> **Challenge**:
Write out the material exactly, leaving every picture behind.

> **Rows**:
— start —
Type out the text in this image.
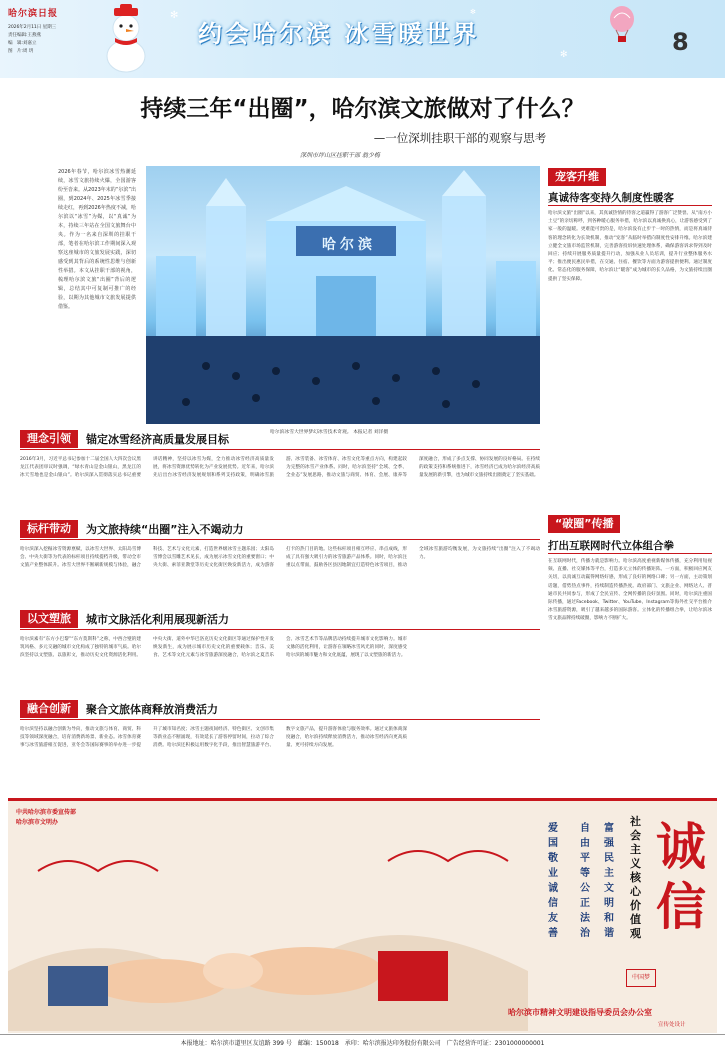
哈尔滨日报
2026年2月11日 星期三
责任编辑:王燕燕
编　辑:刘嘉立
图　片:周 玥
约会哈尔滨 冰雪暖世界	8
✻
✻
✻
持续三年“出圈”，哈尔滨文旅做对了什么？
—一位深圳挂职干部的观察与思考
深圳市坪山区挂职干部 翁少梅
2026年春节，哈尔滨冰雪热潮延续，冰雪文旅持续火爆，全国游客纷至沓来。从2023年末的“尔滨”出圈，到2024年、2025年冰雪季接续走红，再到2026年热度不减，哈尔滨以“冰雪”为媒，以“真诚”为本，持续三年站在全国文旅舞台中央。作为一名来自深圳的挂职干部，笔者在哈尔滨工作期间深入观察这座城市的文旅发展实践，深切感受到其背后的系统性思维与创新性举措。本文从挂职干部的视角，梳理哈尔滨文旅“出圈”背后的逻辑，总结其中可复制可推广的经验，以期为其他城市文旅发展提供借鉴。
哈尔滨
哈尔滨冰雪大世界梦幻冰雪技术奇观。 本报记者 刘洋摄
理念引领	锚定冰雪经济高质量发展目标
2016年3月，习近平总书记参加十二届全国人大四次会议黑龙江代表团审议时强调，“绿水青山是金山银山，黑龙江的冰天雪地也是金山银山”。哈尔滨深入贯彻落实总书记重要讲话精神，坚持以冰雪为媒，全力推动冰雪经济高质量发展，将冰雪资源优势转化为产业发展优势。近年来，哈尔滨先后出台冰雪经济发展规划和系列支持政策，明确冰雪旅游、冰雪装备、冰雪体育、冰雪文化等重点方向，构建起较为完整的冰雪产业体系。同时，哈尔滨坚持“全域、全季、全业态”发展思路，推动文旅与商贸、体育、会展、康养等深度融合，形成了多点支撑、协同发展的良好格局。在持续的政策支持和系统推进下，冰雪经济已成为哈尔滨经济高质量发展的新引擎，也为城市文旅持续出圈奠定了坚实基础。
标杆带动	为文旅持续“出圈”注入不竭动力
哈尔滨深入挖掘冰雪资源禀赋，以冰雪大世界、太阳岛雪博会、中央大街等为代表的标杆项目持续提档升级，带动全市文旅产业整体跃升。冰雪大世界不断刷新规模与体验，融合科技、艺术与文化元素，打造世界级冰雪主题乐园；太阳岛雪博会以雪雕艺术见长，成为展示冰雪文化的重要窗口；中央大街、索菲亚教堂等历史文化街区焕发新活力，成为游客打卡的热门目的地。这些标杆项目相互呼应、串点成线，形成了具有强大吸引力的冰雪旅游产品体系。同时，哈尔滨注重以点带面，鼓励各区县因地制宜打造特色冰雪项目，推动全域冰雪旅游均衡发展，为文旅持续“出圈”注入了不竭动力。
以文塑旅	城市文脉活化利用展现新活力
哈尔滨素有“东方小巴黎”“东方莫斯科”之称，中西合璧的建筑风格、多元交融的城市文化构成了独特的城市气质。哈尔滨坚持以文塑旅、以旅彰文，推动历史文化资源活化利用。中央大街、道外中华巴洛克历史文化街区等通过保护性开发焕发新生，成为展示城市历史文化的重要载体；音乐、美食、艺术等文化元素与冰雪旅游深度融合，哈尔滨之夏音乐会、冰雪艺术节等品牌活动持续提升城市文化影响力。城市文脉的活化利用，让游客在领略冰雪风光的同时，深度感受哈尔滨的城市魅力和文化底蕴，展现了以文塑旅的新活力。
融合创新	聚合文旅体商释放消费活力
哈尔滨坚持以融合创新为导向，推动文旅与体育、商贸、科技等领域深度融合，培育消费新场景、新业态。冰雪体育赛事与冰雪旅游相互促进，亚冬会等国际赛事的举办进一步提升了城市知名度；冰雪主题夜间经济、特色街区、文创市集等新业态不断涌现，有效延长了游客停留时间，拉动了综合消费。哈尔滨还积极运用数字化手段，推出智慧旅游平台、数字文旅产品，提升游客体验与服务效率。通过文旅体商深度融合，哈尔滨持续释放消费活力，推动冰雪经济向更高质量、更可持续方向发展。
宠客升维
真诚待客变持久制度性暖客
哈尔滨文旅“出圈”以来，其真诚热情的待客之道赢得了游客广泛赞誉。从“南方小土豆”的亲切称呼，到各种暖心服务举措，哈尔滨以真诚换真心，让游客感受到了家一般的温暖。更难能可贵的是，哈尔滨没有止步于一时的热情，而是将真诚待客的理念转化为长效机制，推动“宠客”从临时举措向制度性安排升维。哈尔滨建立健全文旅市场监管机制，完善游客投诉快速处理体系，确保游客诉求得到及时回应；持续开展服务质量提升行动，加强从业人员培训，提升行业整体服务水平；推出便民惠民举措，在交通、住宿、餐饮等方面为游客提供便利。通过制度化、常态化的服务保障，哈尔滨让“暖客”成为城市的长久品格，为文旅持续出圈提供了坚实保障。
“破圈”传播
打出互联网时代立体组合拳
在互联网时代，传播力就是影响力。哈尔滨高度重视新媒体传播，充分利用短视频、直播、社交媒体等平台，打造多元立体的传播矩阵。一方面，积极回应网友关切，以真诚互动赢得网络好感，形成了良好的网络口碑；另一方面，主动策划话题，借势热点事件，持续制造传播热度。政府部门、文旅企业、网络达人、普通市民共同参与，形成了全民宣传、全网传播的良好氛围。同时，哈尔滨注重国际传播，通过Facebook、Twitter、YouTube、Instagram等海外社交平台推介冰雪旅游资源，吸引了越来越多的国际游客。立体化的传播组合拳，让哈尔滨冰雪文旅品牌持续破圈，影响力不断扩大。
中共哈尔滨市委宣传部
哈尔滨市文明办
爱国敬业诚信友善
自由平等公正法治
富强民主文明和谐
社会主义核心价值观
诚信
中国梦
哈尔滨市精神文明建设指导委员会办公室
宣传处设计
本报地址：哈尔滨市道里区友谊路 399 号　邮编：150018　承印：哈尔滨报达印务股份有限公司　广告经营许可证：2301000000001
— end —
> **Solved exercise**:
Type out the text in this image.
哈尔滨日报
2026年2月11日 星期三
责任编辑:王燕燕
编　辑:刘嘉立
图　片:周 玥
约会哈尔滨 冰雪暖世界	8
✻
✻
✻
持续三年“出圈”，哈尔滨文旅做对了什么？
—一位深圳挂职干部的观察与思考
深圳市坪山区挂职干部 翁少梅
2026年春节，哈尔滨冰雪热潮延续，冰雪文旅持续火爆，全国游客纷至沓来。从2023年末的“尔滨”出圈，到2024年、2025年冰雪季接续走红，再到2026年热度不减，哈尔滨以“冰雪”为媒，以“真诚”为本，持续三年站在全国文旅舞台中央。作为一名来自深圳的挂职干部，笔者在哈尔滨工作期间深入观察这座城市的文旅发展实践，深切感受到其背后的系统性思维与创新性举措。本文从挂职干部的视角，梳理哈尔滨文旅“出圈”背后的逻辑，总结其中可复制可推广的经验，以期为其他城市文旅发展提供借鉴。
哈尔滨
哈尔滨冰雪大世界梦幻冰雪技术奇观。 本报记者 刘洋摄
理念引领	锚定冰雪经济高质量发展目标
2016年3月，习近平总书记参加十二届全国人大四次会议黑龙江代表团审议时强调，“绿水青山是金山银山，黑龙江的冰天雪地也是金山银山”。哈尔滨深入贯彻落实总书记重要讲话精神，坚持以冰雪为媒，全力推动冰雪经济高质量发展，将冰雪资源优势转化为产业发展优势。近年来，哈尔滨先后出台冰雪经济发展规划和系列支持政策，明确冰雪旅游、冰雪装备、冰雪体育、冰雪文化等重点方向，构建起较为完整的冰雪产业体系。同时，哈尔滨坚持“全域、全季、全业态”发展思路，推动文旅与商贸、体育、会展、康养等深度融合，形成了多点支撑、协同发展的良好格局。在持续的政策支持和系统推进下，冰雪经济已成为哈尔滨经济高质量发展的新引擎，也为城市文旅持续出圈奠定了坚实基础。
标杆带动	为文旅持续“出圈”注入不竭动力
哈尔滨深入挖掘冰雪资源禀赋，以冰雪大世界、太阳岛雪博会、中央大街等为代表的标杆项目持续提档升级，带动全市文旅产业整体跃升。冰雪大世界不断刷新规模与体验，融合科技、艺术与文化元素，打造世界级冰雪主题乐园；太阳岛雪博会以雪雕艺术见长，成为展示冰雪文化的重要窗口；中央大街、索菲亚教堂等历史文化街区焕发新活力，成为游客打卡的热门目的地。这些标杆项目相互呼应、串点成线，形成了具有强大吸引力的冰雪旅游产品体系。同时，哈尔滨注重以点带面，鼓励各区县因地制宜打造特色冰雪项目，推动全域冰雪旅游均衡发展，为文旅持续“出圈”注入了不竭动力。
以文塑旅	城市文脉活化利用展现新活力
哈尔滨素有“东方小巴黎”“东方莫斯科”之称，中西合璧的建筑风格、多元交融的城市文化构成了独特的城市气质。哈尔滨坚持以文塑旅、以旅彰文，推动历史文化资源活化利用。中央大街、道外中华巴洛克历史文化街区等通过保护性开发焕发新生，成为展示城市历史文化的重要载体；音乐、美食、艺术等文化元素与冰雪旅游深度融合，哈尔滨之夏音乐会、冰雪艺术节等品牌活动持续提升城市文化影响力。城市文脉的活化利用，让游客在领略冰雪风光的同时，深度感受哈尔滨的城市魅力和文化底蕴，展现了以文塑旅的新活力。
融合创新	聚合文旅体商释放消费活力
哈尔滨坚持以融合创新为导向，推动文旅与体育、商贸、科技等领域深度融合，培育消费新场景、新业态。冰雪体育赛事与冰雪旅游相互促进，亚冬会等国际赛事的举办进一步提升了城市知名度；冰雪主题夜间经济、特色街区、文创市集等新业态不断涌现，有效延长了游客停留时间，拉动了综合消费。哈尔滨还积极运用数字化手段，推出智慧旅游平台、数字文旅产品，提升游客体验与服务效率。通过文旅体商深度融合，哈尔滨持续释放消费活力，推动冰雪经济向更高质量、更可持续方向发展。
宠客升维
真诚待客变持久制度性暖客
哈尔滨文旅“出圈”以来，其真诚热情的待客之道赢得了游客广泛赞誉。从“南方小土豆”的亲切称呼，到各种暖心服务举措，哈尔滨以真诚换真心，让游客感受到了家一般的温暖。更难能可贵的是，哈尔滨没有止步于一时的热情，而是将真诚待客的理念转化为长效机制，推动“宠客”从临时举措向制度性安排升维。哈尔滨建立健全文旅市场监管机制，完善游客投诉快速处理体系，确保游客诉求得到及时回应；持续开展服务质量提升行动，加强从业人员培训，提升行业整体服务水平；推出便民惠民举措，在交通、住宿、餐饮等方面为游客提供便利。通过制度化、常态化的服务保障，哈尔滨让“暖客”成为城市的长久品格，为文旅持续出圈提供了坚实保障。
“破圈”传播
打出互联网时代立体组合拳
在互联网时代，传播力就是影响力。哈尔滨高度重视新媒体传播，充分利用短视频、直播、社交媒体等平台，打造多元立体的传播矩阵。一方面，积极回应网友关切，以真诚互动赢得网络好感，形成了良好的网络口碑；另一方面，主动策划话题，借势热点事件，持续制造传播热度。政府部门、文旅企业、网络达人、普通市民共同参与，形成了全民宣传、全网传播的良好氛围。同时，哈尔滨注重国际传播，通过Facebook、Twitter、YouTube、Instagram等海外社交平台推介冰雪旅游资源，吸引了越来越多的国际游客。立体化的传播组合拳，让哈尔滨冰雪文旅品牌持续破圈，影响力不断扩大。
中共哈尔滨市委宣传部
哈尔滨市文明办
爱国敬业诚信友善
自由平等公正法治
富强民主文明和谐
社会主义核心价值观
诚信
中国梦
哈尔滨市精神文明建设指导委员会办公室
宣传处设计
本报地址：哈尔滨市道里区友谊路 399 号　邮编：150018　承印：哈尔滨报达印务股份有限公司　广告经营许可证：2301000000001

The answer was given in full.